### [TASK TO CARRY OUT]
Find how many lines hold the word "Advanced" and give that number only.

### [RECORDS TO USE]
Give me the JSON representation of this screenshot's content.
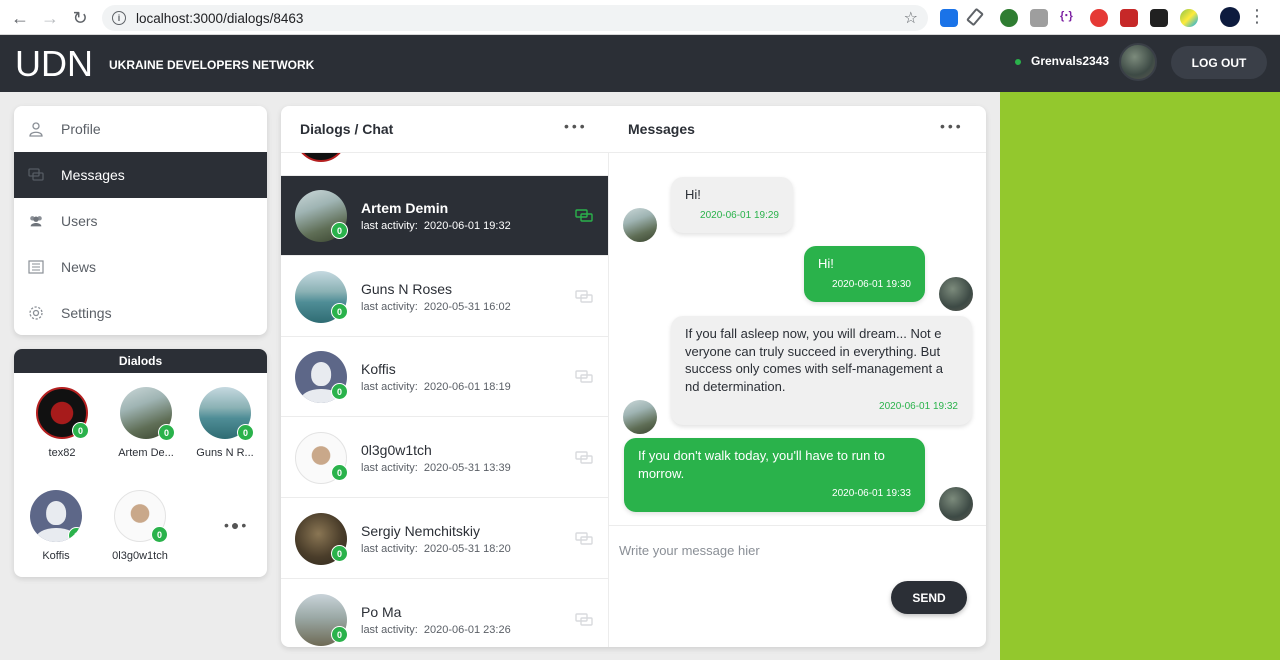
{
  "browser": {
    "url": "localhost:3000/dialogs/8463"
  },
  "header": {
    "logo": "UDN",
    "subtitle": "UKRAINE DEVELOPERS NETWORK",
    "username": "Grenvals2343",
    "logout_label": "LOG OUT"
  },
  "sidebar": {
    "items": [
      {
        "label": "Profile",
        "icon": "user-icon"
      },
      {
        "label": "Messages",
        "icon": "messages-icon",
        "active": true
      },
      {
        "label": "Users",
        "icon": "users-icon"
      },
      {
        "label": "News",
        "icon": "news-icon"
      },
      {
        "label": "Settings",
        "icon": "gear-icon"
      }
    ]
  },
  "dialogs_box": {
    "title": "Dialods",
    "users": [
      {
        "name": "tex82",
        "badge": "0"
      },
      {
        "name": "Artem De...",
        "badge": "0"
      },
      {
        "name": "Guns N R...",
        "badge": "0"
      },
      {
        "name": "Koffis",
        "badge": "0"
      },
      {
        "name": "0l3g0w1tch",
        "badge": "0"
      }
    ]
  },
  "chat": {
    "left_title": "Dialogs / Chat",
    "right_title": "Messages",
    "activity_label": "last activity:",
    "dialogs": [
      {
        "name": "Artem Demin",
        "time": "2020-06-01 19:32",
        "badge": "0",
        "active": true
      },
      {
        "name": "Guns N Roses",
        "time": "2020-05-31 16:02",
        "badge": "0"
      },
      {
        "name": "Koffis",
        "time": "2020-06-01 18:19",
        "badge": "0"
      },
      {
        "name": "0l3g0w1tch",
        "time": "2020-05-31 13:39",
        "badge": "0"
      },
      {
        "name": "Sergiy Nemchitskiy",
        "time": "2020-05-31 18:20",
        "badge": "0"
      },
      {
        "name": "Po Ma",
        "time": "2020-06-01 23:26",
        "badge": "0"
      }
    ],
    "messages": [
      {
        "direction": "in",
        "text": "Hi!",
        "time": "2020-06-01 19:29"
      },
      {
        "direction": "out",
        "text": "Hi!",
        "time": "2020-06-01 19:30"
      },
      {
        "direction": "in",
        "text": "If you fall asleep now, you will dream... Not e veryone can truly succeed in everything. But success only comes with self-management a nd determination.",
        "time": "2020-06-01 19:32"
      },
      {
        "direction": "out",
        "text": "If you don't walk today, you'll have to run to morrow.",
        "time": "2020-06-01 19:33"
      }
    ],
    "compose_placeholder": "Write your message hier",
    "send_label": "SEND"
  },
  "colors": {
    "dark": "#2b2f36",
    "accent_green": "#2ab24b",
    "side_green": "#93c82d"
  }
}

---

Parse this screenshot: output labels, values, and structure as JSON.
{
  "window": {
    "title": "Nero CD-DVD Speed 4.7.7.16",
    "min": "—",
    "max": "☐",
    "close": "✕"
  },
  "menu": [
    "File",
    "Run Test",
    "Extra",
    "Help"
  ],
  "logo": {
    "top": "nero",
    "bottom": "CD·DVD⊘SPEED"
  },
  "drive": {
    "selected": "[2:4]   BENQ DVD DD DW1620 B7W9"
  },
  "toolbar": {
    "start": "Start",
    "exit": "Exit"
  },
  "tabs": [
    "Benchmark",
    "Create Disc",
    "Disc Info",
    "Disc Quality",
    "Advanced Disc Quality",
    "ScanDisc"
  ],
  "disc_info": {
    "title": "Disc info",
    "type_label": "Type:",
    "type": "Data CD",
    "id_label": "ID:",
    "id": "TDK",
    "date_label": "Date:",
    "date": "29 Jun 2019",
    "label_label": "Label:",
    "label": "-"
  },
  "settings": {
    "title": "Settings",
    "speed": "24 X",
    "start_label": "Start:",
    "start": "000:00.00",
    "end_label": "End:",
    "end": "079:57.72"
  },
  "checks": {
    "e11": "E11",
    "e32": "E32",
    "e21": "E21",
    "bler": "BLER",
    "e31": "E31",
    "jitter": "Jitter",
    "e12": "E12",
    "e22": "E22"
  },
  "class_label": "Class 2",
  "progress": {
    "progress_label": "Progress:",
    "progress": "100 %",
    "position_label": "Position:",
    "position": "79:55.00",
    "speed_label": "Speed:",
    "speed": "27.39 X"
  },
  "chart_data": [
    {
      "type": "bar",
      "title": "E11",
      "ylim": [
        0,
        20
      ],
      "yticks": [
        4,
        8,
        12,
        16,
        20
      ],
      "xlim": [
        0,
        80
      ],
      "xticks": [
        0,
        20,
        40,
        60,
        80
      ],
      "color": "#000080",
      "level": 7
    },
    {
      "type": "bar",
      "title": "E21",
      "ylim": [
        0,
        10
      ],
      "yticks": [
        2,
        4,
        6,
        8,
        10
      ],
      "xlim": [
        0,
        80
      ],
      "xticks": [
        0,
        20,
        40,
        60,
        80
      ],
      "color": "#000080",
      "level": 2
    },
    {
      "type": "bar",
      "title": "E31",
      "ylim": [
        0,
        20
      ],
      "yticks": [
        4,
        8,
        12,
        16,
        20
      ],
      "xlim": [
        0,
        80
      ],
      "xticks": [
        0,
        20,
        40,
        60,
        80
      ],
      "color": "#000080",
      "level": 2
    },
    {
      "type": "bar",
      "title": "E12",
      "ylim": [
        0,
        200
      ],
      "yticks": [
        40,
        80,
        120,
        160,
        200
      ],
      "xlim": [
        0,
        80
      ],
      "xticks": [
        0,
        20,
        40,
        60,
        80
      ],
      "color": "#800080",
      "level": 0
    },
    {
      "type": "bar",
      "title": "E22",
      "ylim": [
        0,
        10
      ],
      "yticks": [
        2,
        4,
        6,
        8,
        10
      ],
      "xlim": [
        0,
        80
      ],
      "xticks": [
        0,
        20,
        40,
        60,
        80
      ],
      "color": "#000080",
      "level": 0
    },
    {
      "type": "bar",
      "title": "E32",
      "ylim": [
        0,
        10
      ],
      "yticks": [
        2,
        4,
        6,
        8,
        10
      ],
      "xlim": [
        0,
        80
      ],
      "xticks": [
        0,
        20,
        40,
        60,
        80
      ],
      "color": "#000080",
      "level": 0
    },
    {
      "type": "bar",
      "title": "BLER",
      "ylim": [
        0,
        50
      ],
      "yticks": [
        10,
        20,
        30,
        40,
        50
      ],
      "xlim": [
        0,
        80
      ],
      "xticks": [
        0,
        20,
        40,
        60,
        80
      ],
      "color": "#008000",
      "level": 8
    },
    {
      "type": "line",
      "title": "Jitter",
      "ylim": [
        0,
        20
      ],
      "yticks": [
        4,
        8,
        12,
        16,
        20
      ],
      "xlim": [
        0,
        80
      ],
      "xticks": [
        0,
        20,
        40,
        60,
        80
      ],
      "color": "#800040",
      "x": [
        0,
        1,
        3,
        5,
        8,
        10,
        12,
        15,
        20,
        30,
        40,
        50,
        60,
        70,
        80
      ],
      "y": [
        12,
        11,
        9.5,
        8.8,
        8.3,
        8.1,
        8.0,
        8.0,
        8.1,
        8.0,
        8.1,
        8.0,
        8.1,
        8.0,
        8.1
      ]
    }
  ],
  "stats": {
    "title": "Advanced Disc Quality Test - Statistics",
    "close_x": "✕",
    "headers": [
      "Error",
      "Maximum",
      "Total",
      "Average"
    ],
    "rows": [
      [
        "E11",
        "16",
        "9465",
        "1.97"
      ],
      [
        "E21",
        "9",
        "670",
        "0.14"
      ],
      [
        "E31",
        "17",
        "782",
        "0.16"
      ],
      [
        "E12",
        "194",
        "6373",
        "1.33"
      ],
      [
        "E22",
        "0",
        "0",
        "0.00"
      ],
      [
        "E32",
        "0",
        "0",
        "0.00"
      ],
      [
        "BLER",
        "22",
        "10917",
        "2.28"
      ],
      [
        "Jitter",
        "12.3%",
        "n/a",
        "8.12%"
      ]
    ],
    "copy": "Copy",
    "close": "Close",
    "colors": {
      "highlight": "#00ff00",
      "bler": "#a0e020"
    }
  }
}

### [RESULT]
2